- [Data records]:
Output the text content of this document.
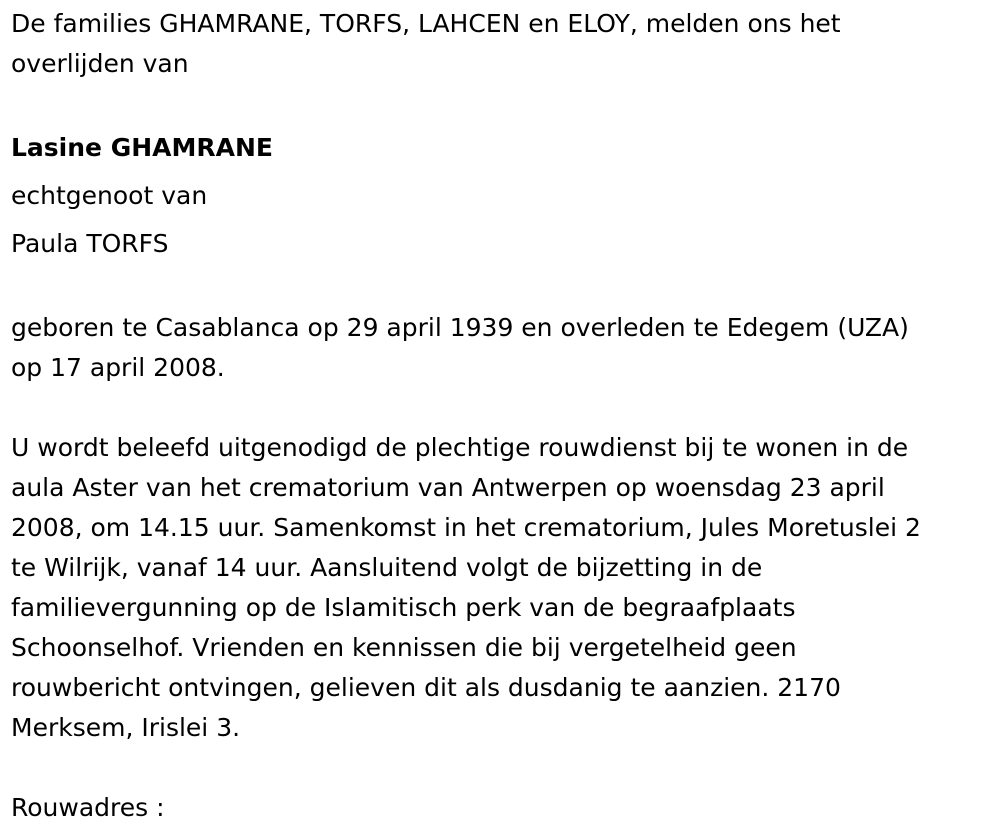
De families GHAMRANE, TORFS, LAHCEN en ELOY, melden ons het
overlijden van

Lasine GHAMRANE
echtgenoot van
Paula TORFS

geboren te Casablanca op 29 april 1939 en overleden te Edegem (UZA)
op 17 april 2008.

U wordt beleefd uitgenodigd de plechtige rouwdienst bij te wonen in de
aula Aster van het crematorium van Antwerpen op woensdag 23 april
2008, om 14.15 uur. Samenkomst in het crematorium, Jules Moretuslei 2
te Wilrijk, vanaf 14 uur. Aansluitend volgt de bijzetting in de
familievergunning op de Islamitisch perk van de begraafplaats
Schoonselhof. Vrienden en kennissen die bij vergetelheid geen
rouwbericht ontvingen, gelieven dit als dusdanig te aanzien. 2170
Merksem, Irislei 3.

Rouwadres :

- [Exercise instructions]:
Reproduce all of the data exactly, omitting each picture it holds.

- [Exercise result]:
Output the text content of this document.
De families GHAMRANE, TORFS, LAHCEN en ELOY, melden ons het
overlijden van

Lasine GHAMRANE
echtgenoot van
Paula TORFS

geboren te Casablanca op 29 april 1939 en overleden te Edegem (UZA)
op 17 april 2008.

U wordt beleefd uitgenodigd de plechtige rouwdienst bij te wonen in de
aula Aster van het crematorium van Antwerpen op woensdag 23 april
2008, om 14.15 uur. Samenkomst in het crematorium, Jules Moretuslei 2
te Wilrijk, vanaf 14 uur. Aansluitend volgt de bijzetting in de
familievergunning op de Islamitisch perk van de begraafplaats
Schoonselhof. Vrienden en kennissen die bij vergetelheid geen
rouwbericht ontvingen, gelieven dit als dusdanig te aanzien. 2170
Merksem, Irislei 3.

Rouwadres :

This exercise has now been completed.